• **Your instructions**: Locate the string "JSON" throughout the material and copy every line in which it occurs.
* start Input for this task *
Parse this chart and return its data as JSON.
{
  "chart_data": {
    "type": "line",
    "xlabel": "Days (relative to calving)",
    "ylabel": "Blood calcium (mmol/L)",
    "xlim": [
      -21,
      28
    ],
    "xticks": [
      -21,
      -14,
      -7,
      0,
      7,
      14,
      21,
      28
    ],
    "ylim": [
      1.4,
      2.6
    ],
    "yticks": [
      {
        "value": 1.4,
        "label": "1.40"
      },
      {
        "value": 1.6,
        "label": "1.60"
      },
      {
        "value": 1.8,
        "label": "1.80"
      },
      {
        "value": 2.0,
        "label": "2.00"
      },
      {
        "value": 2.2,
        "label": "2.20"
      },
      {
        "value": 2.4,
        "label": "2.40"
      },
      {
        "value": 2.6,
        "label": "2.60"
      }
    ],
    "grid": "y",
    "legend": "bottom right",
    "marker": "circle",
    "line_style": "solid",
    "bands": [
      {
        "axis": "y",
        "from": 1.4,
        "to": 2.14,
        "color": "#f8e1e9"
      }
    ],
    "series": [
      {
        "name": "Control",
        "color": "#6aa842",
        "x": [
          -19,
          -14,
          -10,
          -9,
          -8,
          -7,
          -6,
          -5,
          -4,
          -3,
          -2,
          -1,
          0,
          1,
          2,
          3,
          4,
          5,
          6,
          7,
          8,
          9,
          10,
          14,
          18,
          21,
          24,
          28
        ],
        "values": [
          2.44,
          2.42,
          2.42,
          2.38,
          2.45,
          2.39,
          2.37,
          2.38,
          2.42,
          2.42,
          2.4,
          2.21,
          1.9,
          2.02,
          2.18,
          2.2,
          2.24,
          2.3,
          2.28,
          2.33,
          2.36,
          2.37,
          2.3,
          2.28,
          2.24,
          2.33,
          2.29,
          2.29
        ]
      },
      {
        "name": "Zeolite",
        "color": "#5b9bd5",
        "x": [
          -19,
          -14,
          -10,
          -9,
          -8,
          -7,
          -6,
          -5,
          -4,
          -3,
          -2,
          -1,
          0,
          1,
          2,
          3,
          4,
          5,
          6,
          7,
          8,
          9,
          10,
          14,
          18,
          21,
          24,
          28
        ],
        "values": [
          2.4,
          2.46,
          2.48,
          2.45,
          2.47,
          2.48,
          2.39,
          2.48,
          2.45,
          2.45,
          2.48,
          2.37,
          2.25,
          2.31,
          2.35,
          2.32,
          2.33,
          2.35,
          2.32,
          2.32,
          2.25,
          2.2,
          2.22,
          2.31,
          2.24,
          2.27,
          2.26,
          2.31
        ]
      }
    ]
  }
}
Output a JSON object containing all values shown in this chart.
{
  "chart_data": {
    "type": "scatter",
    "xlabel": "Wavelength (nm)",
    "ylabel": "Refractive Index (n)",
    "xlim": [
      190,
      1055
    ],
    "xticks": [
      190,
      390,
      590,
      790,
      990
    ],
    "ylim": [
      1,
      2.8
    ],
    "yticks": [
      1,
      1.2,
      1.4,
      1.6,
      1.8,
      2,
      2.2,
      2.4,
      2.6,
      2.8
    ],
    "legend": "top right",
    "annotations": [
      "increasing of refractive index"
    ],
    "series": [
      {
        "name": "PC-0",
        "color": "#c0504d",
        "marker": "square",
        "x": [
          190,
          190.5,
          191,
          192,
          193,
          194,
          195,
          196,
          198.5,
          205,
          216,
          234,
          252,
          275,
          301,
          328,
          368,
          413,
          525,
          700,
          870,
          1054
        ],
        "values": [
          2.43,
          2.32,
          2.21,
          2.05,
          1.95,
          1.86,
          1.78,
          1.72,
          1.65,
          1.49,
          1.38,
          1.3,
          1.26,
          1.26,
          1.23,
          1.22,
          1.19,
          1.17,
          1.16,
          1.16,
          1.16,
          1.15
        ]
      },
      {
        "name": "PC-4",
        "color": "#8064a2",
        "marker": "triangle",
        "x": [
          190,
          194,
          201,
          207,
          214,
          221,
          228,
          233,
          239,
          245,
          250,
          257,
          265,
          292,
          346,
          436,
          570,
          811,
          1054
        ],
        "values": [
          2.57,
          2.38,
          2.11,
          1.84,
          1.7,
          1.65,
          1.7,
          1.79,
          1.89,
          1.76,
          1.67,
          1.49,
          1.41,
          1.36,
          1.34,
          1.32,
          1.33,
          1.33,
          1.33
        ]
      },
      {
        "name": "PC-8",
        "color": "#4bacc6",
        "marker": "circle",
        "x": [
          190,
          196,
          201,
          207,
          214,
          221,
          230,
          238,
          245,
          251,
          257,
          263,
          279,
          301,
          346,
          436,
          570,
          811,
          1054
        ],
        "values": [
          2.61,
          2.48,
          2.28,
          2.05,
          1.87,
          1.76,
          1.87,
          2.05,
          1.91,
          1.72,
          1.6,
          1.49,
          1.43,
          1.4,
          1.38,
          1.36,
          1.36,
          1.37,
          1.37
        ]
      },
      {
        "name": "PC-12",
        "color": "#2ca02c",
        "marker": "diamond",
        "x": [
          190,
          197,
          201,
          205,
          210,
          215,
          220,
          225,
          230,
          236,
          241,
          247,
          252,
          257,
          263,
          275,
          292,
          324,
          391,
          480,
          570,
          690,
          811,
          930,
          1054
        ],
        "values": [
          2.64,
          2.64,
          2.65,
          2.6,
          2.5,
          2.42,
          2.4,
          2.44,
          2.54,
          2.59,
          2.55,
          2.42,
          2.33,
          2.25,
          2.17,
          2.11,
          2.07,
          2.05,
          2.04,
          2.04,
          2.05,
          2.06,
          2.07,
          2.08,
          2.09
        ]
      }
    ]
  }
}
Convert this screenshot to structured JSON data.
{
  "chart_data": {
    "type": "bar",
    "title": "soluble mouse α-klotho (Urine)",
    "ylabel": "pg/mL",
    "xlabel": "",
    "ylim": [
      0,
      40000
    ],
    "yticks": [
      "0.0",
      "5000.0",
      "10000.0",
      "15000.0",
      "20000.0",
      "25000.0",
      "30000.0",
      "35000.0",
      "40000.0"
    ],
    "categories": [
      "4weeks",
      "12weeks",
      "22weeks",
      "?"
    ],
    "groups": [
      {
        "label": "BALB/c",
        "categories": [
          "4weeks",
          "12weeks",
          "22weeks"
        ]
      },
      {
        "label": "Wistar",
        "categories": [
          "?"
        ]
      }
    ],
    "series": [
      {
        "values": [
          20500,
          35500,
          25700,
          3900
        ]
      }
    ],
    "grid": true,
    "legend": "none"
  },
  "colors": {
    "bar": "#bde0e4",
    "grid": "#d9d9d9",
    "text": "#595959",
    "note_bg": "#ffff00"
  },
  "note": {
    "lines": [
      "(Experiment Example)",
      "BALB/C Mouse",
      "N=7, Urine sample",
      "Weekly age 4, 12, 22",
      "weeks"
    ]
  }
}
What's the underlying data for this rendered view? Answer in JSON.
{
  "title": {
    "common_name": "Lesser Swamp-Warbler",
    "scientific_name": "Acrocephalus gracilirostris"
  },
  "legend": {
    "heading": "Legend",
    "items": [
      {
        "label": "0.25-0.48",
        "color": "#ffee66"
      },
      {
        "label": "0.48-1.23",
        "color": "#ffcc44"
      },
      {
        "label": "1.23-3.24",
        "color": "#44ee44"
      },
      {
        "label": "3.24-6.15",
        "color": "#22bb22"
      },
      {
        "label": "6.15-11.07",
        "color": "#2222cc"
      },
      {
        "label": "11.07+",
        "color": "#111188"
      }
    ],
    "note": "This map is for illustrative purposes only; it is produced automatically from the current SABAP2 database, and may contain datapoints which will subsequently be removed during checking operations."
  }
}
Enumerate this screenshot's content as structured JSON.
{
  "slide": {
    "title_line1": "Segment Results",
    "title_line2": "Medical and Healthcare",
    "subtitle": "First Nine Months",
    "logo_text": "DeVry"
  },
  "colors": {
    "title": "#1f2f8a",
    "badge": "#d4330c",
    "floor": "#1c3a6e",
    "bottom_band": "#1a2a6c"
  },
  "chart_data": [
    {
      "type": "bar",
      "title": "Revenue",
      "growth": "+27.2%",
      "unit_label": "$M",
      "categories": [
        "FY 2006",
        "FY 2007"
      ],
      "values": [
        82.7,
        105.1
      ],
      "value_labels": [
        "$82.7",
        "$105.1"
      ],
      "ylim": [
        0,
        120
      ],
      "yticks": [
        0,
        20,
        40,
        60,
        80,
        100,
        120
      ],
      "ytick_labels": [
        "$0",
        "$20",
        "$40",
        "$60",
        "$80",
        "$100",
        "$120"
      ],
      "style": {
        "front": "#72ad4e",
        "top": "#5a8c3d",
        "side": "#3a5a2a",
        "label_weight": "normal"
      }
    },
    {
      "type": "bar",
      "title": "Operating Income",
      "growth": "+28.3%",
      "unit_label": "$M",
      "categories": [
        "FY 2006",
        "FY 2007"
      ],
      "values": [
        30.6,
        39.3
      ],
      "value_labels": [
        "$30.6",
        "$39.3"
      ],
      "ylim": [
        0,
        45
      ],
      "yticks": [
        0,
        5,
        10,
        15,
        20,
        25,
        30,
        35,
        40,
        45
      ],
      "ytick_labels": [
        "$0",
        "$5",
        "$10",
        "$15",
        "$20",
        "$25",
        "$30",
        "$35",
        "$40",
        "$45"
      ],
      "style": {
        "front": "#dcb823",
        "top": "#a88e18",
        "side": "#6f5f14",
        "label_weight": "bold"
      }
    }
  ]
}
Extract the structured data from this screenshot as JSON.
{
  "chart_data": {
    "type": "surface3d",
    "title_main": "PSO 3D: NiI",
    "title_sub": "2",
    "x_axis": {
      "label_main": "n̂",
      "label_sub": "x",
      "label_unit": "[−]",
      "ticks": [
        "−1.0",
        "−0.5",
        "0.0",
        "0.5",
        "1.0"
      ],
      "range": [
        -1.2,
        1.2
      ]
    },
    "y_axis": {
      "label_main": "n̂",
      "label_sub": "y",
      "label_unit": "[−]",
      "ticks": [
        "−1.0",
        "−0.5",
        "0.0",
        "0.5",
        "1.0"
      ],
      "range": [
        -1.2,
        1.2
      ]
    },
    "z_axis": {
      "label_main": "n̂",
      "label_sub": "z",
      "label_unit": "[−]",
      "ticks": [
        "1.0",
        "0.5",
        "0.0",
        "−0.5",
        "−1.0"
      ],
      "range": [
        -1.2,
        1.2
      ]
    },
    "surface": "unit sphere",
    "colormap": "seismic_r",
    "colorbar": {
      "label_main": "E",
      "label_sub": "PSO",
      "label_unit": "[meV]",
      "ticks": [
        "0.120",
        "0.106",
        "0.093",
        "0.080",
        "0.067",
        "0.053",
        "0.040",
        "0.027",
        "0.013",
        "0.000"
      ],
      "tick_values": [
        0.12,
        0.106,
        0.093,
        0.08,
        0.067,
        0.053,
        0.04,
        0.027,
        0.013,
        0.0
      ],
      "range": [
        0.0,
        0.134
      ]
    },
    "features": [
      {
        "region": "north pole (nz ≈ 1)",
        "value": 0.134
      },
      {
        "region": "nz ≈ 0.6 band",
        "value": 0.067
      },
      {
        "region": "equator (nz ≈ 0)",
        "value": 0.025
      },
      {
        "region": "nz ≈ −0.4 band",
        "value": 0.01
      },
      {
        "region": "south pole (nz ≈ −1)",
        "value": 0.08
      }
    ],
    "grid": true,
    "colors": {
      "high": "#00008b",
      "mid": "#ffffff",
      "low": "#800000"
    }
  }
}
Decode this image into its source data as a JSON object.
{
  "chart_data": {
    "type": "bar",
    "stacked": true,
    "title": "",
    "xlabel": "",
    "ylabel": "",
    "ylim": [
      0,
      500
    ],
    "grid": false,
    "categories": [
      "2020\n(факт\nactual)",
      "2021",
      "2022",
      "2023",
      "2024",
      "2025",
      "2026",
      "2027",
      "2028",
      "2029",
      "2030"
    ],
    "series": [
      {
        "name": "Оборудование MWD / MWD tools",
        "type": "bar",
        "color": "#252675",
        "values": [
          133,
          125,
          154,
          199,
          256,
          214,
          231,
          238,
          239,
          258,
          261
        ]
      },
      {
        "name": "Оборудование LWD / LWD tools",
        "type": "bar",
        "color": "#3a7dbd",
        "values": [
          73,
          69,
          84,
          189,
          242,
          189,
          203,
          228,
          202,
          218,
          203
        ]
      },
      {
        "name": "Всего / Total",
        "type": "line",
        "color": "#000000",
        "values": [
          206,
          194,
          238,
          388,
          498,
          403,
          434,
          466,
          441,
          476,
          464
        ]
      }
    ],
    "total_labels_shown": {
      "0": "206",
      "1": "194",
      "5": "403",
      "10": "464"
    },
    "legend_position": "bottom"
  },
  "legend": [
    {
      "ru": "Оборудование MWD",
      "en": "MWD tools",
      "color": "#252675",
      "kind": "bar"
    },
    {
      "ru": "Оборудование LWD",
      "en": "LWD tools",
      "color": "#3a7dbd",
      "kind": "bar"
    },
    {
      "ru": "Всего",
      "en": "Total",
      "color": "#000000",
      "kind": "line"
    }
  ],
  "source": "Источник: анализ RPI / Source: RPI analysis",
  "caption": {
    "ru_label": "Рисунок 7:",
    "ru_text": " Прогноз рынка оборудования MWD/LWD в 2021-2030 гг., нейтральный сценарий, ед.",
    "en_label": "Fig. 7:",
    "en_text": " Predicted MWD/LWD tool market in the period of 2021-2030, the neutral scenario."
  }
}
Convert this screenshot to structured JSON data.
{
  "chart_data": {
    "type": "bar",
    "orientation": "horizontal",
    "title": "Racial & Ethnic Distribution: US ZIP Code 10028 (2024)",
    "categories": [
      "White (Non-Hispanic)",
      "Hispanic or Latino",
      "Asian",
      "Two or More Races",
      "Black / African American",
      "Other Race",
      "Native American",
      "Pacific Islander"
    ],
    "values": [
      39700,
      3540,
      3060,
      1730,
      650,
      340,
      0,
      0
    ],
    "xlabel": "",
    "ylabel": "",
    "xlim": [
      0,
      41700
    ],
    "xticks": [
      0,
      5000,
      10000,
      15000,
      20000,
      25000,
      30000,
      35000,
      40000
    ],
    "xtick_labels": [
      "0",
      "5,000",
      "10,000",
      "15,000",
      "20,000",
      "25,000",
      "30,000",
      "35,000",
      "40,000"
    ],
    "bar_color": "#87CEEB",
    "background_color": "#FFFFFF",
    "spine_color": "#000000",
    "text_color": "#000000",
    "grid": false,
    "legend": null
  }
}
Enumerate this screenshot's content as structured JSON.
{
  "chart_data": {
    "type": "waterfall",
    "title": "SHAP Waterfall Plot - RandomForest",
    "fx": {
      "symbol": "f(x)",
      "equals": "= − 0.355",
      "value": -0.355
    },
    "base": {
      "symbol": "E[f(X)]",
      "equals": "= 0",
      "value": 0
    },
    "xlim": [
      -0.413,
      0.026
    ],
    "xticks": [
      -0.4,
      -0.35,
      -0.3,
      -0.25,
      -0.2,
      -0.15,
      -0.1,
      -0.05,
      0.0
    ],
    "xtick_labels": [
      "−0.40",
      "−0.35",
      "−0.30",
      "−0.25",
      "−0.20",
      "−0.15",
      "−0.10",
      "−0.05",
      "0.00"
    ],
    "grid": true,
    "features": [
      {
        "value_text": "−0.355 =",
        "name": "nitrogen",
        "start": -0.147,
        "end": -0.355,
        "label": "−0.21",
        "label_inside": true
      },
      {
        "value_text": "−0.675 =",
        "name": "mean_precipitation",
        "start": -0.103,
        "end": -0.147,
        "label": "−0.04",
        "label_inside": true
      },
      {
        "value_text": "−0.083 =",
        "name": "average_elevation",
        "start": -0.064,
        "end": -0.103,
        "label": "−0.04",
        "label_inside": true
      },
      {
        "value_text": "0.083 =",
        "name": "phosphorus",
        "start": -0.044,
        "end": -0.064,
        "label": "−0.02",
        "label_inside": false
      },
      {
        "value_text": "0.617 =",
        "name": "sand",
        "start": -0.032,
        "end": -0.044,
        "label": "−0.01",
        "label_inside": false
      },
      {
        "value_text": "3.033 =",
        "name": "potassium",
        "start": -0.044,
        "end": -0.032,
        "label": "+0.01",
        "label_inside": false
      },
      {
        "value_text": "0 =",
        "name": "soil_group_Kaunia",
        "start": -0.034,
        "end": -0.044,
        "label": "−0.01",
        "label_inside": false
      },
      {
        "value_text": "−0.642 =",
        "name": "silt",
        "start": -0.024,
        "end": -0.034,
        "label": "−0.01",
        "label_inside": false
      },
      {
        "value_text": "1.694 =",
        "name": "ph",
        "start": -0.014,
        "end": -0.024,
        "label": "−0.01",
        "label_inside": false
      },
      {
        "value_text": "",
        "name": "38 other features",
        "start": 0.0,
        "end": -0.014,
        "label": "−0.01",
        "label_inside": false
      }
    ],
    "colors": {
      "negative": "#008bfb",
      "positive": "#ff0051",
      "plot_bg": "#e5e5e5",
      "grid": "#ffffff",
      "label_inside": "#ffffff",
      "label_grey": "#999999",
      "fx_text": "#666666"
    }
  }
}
* end Input for this task *
• **Exercise output**:
Parse this chart and return its data as JSON.
Output a JSON object containing all values shown in this chart.
Convert this screenshot to structured JSON data.
What's the underlying data for this rendered view? Answer in JSON.
Enumerate this screenshot's content as structured JSON.
Extract the structured data from this screenshot as JSON.
Decode this image into its source data as a JSON object.
Convert this screenshot to structured JSON data.
Enumerate this screenshot's content as structured JSON.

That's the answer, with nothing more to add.